- _Given task_
Will you transcribe all the entries word for word, skipping the pictures they hold?
== Records for processing
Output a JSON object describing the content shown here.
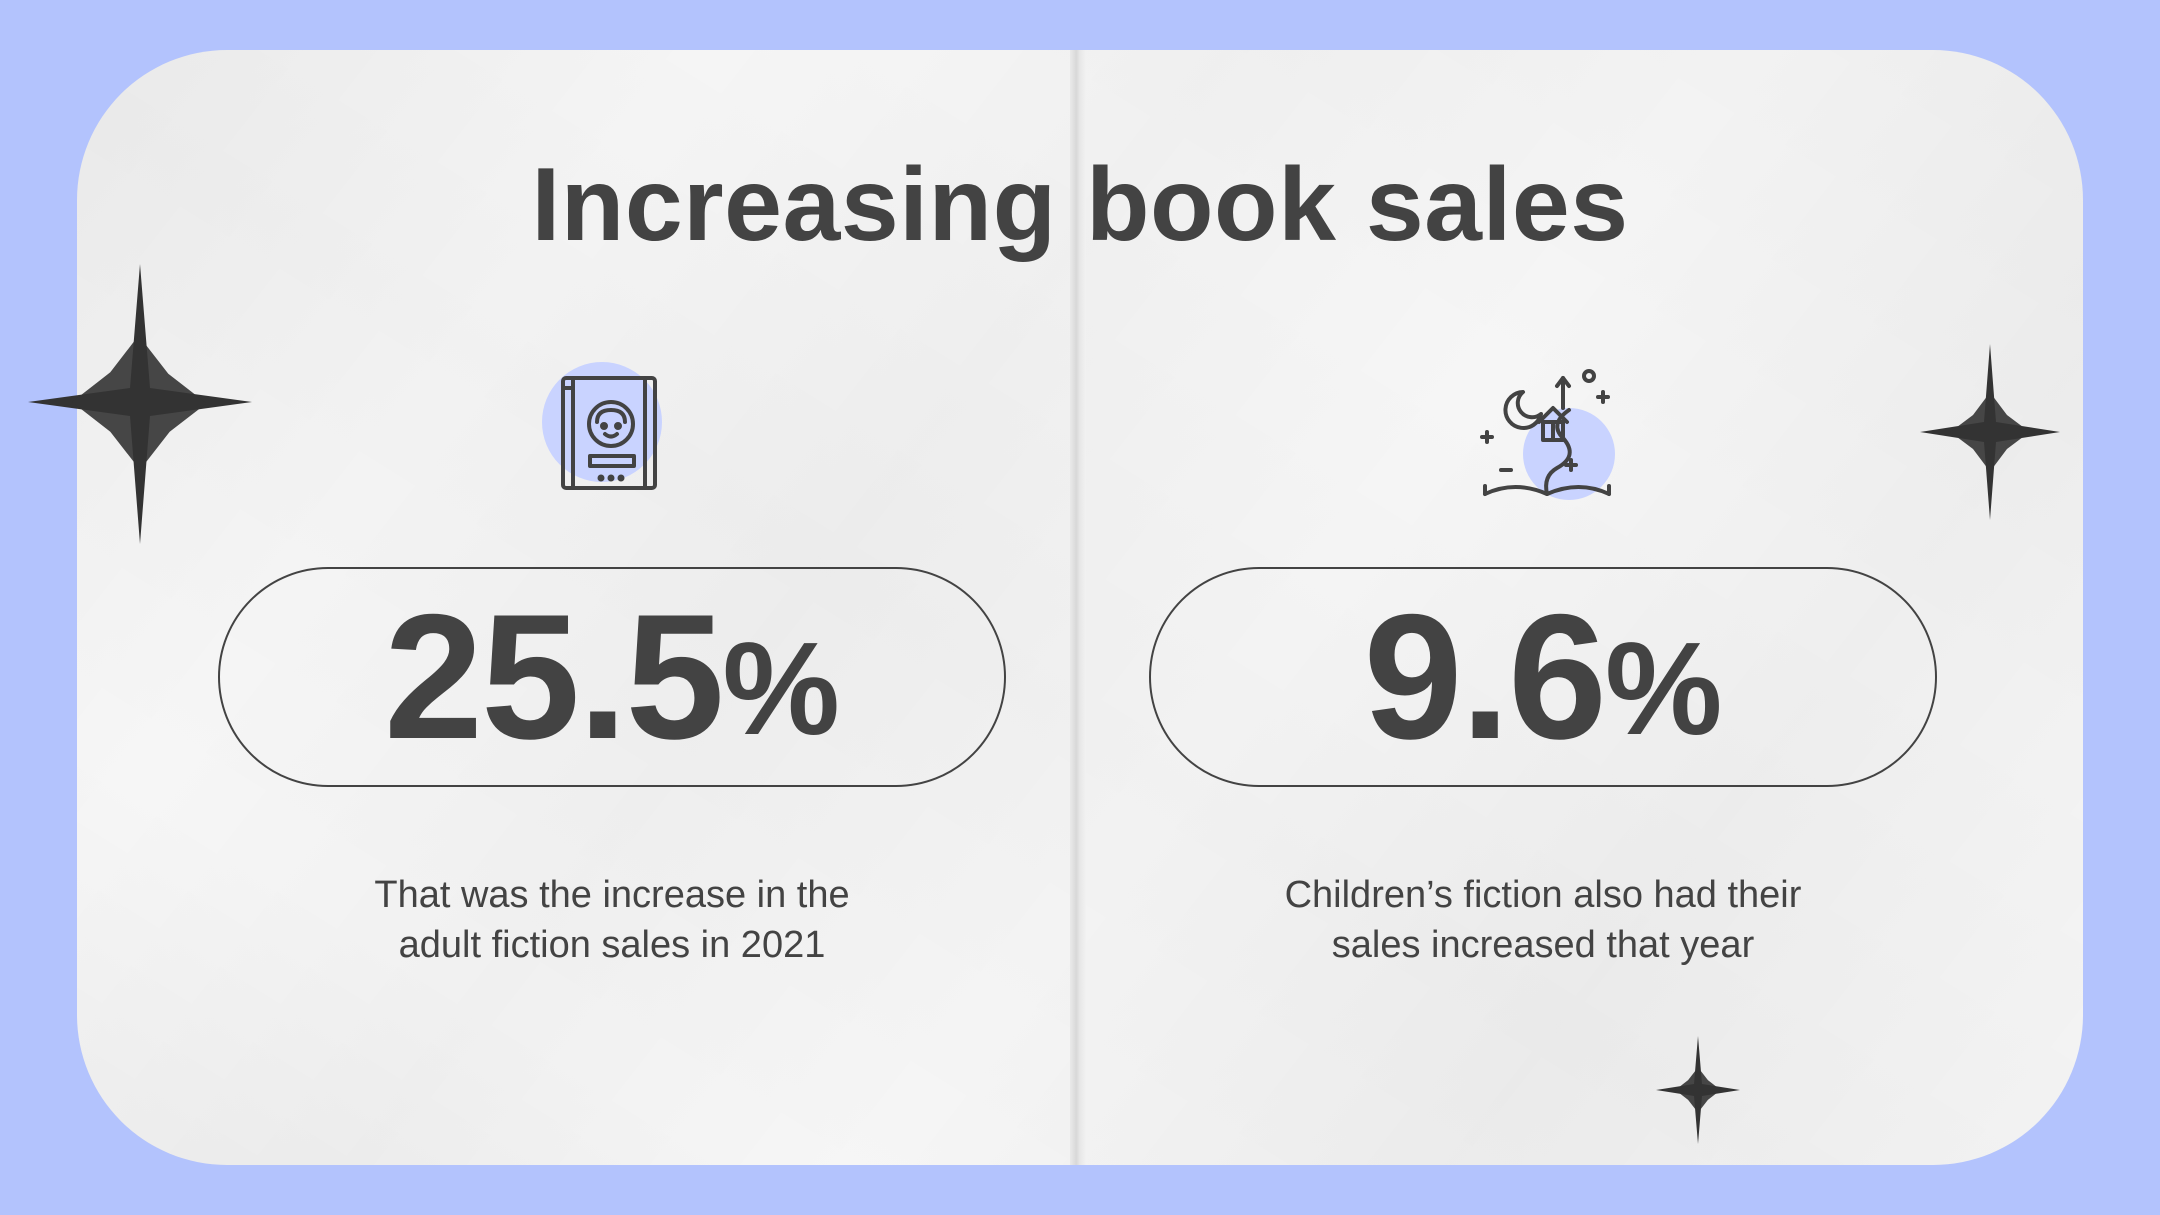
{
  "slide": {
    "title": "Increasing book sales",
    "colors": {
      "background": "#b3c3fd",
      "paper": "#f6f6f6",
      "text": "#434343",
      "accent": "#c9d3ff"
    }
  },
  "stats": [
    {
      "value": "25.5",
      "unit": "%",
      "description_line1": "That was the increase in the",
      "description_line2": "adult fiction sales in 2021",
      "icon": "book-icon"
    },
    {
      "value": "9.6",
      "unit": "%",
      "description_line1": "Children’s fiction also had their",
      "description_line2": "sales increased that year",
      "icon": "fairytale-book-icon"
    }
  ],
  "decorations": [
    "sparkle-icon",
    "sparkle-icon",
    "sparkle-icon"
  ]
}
====
- _Task response_
Output a JSON object describing the content shown here.
{
  "slide": {
    "title": "Increasing book sales",
    "colors": {
      "background": "#b3c3fd",
      "paper": "#f6f6f6",
      "text": "#434343",
      "accent": "#c9d3ff"
    }
  },
  "stats": [
    {
      "value": "25.5",
      "unit": "%",
      "description_line1": "That was the increase in the",
      "description_line2": "adult fiction sales in 2021",
      "icon": "book-icon"
    },
    {
      "value": "9.6",
      "unit": "%",
      "description_line1": "Children’s fiction also had their",
      "description_line2": "sales increased that year",
      "icon": "fairytale-book-icon"
    }
  ],
  "decorations": [
    "sparkle-icon",
    "sparkle-icon",
    "sparkle-icon"
  ]
}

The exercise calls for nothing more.